> TASK DESCRIPTION: Return the listing below in full, with every line exactly as it is.

Entries with figure data:
----------

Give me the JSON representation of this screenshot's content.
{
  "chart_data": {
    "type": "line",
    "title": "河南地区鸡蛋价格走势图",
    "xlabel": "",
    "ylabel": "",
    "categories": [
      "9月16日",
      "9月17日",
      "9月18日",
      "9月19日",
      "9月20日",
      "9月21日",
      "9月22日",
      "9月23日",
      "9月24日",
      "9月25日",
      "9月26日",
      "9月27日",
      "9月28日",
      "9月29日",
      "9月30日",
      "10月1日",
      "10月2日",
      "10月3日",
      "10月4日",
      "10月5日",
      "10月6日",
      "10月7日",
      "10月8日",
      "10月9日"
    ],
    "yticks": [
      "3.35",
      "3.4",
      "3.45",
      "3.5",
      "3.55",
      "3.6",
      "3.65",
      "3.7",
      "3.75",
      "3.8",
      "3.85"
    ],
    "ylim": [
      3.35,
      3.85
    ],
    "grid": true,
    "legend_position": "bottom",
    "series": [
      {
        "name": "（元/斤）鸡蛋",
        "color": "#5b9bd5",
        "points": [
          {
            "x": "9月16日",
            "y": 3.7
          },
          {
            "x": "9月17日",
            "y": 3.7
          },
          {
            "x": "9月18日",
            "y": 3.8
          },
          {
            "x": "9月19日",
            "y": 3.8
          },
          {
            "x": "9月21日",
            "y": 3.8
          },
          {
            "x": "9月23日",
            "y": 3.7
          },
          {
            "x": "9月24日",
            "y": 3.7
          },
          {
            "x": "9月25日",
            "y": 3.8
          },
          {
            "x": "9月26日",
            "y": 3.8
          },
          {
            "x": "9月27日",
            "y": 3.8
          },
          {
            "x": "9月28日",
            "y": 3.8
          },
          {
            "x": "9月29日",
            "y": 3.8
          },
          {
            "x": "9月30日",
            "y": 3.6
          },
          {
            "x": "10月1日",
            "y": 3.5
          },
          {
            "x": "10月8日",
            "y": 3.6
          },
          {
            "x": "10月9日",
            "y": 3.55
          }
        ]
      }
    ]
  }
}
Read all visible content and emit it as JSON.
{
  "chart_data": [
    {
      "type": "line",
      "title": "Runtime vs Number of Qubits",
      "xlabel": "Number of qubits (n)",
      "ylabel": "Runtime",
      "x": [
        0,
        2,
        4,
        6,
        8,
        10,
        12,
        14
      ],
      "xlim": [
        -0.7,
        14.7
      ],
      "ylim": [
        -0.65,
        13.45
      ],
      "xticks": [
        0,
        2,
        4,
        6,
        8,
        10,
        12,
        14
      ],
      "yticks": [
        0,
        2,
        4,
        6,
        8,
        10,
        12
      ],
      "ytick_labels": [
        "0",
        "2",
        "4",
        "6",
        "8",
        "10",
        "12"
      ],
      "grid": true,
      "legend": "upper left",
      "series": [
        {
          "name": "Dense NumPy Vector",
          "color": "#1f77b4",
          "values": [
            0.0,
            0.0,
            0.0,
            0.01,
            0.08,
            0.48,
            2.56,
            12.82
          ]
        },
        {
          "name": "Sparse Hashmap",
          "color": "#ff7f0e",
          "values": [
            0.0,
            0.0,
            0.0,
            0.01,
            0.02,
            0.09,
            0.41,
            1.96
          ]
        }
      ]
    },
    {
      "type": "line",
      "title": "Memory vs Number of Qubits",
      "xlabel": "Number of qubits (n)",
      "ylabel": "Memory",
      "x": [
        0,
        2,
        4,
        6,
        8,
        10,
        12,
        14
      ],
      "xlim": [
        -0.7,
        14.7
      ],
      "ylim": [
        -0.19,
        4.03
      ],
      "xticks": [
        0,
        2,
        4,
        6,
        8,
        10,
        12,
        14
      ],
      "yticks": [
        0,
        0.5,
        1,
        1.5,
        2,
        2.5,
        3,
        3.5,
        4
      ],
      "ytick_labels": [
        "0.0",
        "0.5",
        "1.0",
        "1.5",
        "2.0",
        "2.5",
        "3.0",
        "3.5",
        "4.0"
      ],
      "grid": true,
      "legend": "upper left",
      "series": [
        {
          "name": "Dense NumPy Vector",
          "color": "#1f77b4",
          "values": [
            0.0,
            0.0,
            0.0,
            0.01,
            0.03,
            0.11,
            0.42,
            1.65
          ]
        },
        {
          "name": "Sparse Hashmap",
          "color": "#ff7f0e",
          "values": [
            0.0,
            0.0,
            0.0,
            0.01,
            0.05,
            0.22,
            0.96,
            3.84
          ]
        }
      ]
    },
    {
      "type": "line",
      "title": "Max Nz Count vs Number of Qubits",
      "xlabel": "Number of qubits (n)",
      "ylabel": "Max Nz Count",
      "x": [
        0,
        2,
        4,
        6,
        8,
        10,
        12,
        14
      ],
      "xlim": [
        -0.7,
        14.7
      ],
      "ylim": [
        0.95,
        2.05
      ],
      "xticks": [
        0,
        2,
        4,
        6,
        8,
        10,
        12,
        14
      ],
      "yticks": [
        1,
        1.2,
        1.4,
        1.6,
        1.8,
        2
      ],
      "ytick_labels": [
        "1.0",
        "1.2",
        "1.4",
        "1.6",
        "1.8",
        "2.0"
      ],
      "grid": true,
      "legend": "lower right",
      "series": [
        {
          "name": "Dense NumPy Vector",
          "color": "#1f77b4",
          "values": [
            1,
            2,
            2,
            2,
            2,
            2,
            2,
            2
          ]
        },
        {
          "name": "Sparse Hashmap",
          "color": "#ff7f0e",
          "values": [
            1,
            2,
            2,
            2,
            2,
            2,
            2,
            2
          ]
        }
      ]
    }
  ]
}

----------

> OUTPUT OF THE EXERCISE:
Give me the JSON representation of this screenshot's content.
{
  "chart_data": {
    "type": "line",
    "title": "河南地区鸡蛋价格走势图",
    "xlabel": "",
    "ylabel": "",
    "categories": [
      "9月16日",
      "9月17日",
      "9月18日",
      "9月19日",
      "9月20日",
      "9月21日",
      "9月22日",
      "9月23日",
      "9月24日",
      "9月25日",
      "9月26日",
      "9月27日",
      "9月28日",
      "9月29日",
      "9月30日",
      "10月1日",
      "10月2日",
      "10月3日",
      "10月4日",
      "10月5日",
      "10月6日",
      "10月7日",
      "10月8日",
      "10月9日"
    ],
    "yticks": [
      "3.35",
      "3.4",
      "3.45",
      "3.5",
      "3.55",
      "3.6",
      "3.65",
      "3.7",
      "3.75",
      "3.8",
      "3.85"
    ],
    "ylim": [
      3.35,
      3.85
    ],
    "grid": true,
    "legend_position": "bottom",
    "series": [
      {
        "name": "（元/斤）鸡蛋",
        "color": "#5b9bd5",
        "points": [
          {
            "x": "9月16日",
            "y": 3.7
          },
          {
            "x": "9月17日",
            "y": 3.7
          },
          {
            "x": "9月18日",
            "y": 3.8
          },
          {
            "x": "9月19日",
            "y": 3.8
          },
          {
            "x": "9月21日",
            "y": 3.8
          },
          {
            "x": "9月23日",
            "y": 3.7
          },
          {
            "x": "9月24日",
            "y": 3.7
          },
          {
            "x": "9月25日",
            "y": 3.8
          },
          {
            "x": "9月26日",
            "y": 3.8
          },
          {
            "x": "9月27日",
            "y": 3.8
          },
          {
            "x": "9月28日",
            "y": 3.8
          },
          {
            "x": "9月29日",
            "y": 3.8
          },
          {
            "x": "9月30日",
            "y": 3.6
          },
          {
            "x": "10月1日",
            "y": 3.5
          },
          {
            "x": "10月8日",
            "y": 3.6
          },
          {
            "x": "10月9日",
            "y": 3.55
          }
        ]
      }
    ]
  }
}
Read all visible content and emit it as JSON.
{
  "chart_data": [
    {
      "type": "line",
      "title": "Runtime vs Number of Qubits",
      "xlabel": "Number of qubits (n)",
      "ylabel": "Runtime",
      "x": [
        0,
        2,
        4,
        6,
        8,
        10,
        12,
        14
      ],
      "xlim": [
        -0.7,
        14.7
      ],
      "ylim": [
        -0.65,
        13.45
      ],
      "xticks": [
        0,
        2,
        4,
        6,
        8,
        10,
        12,
        14
      ],
      "yticks": [
        0,
        2,
        4,
        6,
        8,
        10,
        12
      ],
      "ytick_labels": [
        "0",
        "2",
        "4",
        "6",
        "8",
        "10",
        "12"
      ],
      "grid": true,
      "legend": "upper left",
      "series": [
        {
          "name": "Dense NumPy Vector",
          "color": "#1f77b4",
          "values": [
            0.0,
            0.0,
            0.0,
            0.01,
            0.08,
            0.48,
            2.56,
            12.82
          ]
        },
        {
          "name": "Sparse Hashmap",
          "color": "#ff7f0e",
          "values": [
            0.0,
            0.0,
            0.0,
            0.01,
            0.02,
            0.09,
            0.41,
            1.96
          ]
        }
      ]
    },
    {
      "type": "line",
      "title": "Memory vs Number of Qubits",
      "xlabel": "Number of qubits (n)",
      "ylabel": "Memory",
      "x": [
        0,
        2,
        4,
        6,
        8,
        10,
        12,
        14
      ],
      "xlim": [
        -0.7,
        14.7
      ],
      "ylim": [
        -0.19,
        4.03
      ],
      "xticks": [
        0,
        2,
        4,
        6,
        8,
        10,
        12,
        14
      ],
      "yticks": [
        0,
        0.5,
        1,
        1.5,
        2,
        2.5,
        3,
        3.5,
        4
      ],
      "ytick_labels": [
        "0.0",
        "0.5",
        "1.0",
        "1.5",
        "2.0",
        "2.5",
        "3.0",
        "3.5",
        "4.0"
      ],
      "grid": true,
      "legend": "upper left",
      "series": [
        {
          "name": "Dense NumPy Vector",
          "color": "#1f77b4",
          "values": [
            0.0,
            0.0,
            0.0,
            0.01,
            0.03,
            0.11,
            0.42,
            1.65
          ]
        },
        {
          "name": "Sparse Hashmap",
          "color": "#ff7f0e",
          "values": [
            0.0,
            0.0,
            0.0,
            0.01,
            0.05,
            0.22,
            0.96,
            3.84
          ]
        }
      ]
    },
    {
      "type": "line",
      "title": "Max Nz Count vs Number of Qubits",
      "xlabel": "Number of qubits (n)",
      "ylabel": "Max Nz Count",
      "x": [
        0,
        2,
        4,
        6,
        8,
        10,
        12,
        14
      ],
      "xlim": [
        -0.7,
        14.7
      ],
      "ylim": [
        0.95,
        2.05
      ],
      "xticks": [
        0,
        2,
        4,
        6,
        8,
        10,
        12,
        14
      ],
      "yticks": [
        1,
        1.2,
        1.4,
        1.6,
        1.8,
        2
      ],
      "ytick_labels": [
        "1.0",
        "1.2",
        "1.4",
        "1.6",
        "1.8",
        "2.0"
      ],
      "grid": true,
      "legend": "lower right",
      "series": [
        {
          "name": "Dense NumPy Vector",
          "color": "#1f77b4",
          "values": [
            1,
            2,
            2,
            2,
            2,
            2,
            2,
            2
          ]
        },
        {
          "name": "Sparse Hashmap",
          "color": "#ff7f0e",
          "values": [
            1,
            2,
            2,
            2,
            2,
            2,
            2,
            2
          ]
        }
      ]
    }
  ]
}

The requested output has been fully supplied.